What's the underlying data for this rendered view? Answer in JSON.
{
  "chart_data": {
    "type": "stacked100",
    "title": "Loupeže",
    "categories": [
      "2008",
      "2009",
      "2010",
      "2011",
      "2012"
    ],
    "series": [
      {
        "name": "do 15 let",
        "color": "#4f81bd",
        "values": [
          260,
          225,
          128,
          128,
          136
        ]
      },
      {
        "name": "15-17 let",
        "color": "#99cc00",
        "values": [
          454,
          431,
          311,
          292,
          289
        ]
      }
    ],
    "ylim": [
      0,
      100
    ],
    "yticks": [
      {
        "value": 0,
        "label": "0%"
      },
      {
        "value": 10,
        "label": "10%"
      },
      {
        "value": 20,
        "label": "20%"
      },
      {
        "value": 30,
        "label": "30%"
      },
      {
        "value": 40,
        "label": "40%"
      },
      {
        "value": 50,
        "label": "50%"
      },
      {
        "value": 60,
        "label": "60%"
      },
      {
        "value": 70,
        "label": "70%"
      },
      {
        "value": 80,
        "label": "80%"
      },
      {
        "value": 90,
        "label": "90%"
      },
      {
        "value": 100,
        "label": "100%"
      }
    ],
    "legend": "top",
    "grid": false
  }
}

...

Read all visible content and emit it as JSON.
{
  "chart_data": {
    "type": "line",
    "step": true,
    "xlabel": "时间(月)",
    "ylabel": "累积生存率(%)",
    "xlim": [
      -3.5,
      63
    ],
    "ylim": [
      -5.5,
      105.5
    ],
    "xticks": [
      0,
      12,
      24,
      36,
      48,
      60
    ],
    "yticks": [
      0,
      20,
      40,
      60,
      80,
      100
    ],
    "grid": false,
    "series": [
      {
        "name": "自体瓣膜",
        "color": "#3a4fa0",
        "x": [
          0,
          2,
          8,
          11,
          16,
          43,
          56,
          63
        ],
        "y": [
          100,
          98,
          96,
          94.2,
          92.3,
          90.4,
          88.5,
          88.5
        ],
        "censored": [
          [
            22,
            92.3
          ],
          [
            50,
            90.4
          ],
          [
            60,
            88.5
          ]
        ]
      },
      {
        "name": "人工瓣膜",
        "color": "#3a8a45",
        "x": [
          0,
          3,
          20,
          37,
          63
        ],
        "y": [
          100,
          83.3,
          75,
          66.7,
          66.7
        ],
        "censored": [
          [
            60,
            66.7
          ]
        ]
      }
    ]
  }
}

» **WHAT TO PRODUCE**
Using the listing above, show every line that includes the string "color".

» **TASK ANSWER**
        "color": "#4f81bd",
        "color": "#99cc00",
        "color": "#3a4fa0",
        "color": "#3a8a45",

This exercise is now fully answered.